> [To do]
Exactly as they appear, output all of the entries.

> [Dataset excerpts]

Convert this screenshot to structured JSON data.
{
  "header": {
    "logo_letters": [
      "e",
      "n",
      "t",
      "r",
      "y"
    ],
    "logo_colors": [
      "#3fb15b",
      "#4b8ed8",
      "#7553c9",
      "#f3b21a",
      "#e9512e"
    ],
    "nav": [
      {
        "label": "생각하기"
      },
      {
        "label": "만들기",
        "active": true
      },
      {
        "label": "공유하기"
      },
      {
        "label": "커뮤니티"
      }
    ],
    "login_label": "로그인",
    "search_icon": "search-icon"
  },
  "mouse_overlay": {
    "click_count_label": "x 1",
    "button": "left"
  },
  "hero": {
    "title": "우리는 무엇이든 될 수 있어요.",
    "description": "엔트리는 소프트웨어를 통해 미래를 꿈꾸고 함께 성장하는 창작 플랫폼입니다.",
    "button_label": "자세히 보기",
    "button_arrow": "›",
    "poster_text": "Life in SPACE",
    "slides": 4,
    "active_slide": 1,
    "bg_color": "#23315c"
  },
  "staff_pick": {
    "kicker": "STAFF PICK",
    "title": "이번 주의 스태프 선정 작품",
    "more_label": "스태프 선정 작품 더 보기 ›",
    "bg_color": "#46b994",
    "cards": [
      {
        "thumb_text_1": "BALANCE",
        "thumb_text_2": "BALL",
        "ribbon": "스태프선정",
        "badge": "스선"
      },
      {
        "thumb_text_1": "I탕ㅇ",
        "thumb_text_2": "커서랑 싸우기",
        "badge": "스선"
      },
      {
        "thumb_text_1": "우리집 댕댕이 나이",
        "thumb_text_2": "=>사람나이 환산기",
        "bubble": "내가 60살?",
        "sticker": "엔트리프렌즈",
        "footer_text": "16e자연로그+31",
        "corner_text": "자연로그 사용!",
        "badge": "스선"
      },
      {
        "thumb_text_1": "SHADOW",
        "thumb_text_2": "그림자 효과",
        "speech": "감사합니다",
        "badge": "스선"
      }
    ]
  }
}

> [Answer below]
Convert this screenshot to structured JSON data.
{
  "header": {
    "logo_letters": [
      "e",
      "n",
      "t",
      "r",
      "y"
    ],
    "logo_colors": [
      "#3fb15b",
      "#4b8ed8",
      "#7553c9",
      "#f3b21a",
      "#e9512e"
    ],
    "nav": [
      {
        "label": "생각하기"
      },
      {
        "label": "만들기",
        "active": true
      },
      {
        "label": "공유하기"
      },
      {
        "label": "커뮤니티"
      }
    ],
    "login_label": "로그인",
    "search_icon": "search-icon"
  },
  "mouse_overlay": {
    "click_count_label": "x 1",
    "button": "left"
  },
  "hero": {
    "title": "우리는 무엇이든 될 수 있어요.",
    "description": "엔트리는 소프트웨어를 통해 미래를 꿈꾸고 함께 성장하는 창작 플랫폼입니다.",
    "button_label": "자세히 보기",
    "button_arrow": "›",
    "poster_text": "Life in SPACE",
    "slides": 4,
    "active_slide": 1,
    "bg_color": "#23315c"
  },
  "staff_pick": {
    "kicker": "STAFF PICK",
    "title": "이번 주의 스태프 선정 작품",
    "more_label": "스태프 선정 작품 더 보기 ›",
    "bg_color": "#46b994",
    "cards": [
      {
        "thumb_text_1": "BALANCE",
        "thumb_text_2": "BALL",
        "ribbon": "스태프선정",
        "badge": "스선"
      },
      {
        "thumb_text_1": "I탕ㅇ",
        "thumb_text_2": "커서랑 싸우기",
        "badge": "스선"
      },
      {
        "thumb_text_1": "우리집 댕댕이 나이",
        "thumb_text_2": "=>사람나이 환산기",
        "bubble": "내가 60살?",
        "sticker": "엔트리프렌즈",
        "footer_text": "16e자연로그+31",
        "corner_text": "자연로그 사용!",
        "badge": "스선"
      },
      {
        "thumb_text_1": "SHADOW",
        "thumb_text_2": "그림자 효과",
        "speech": "감사합니다",
        "badge": "스선"
      }
    ]
  }
}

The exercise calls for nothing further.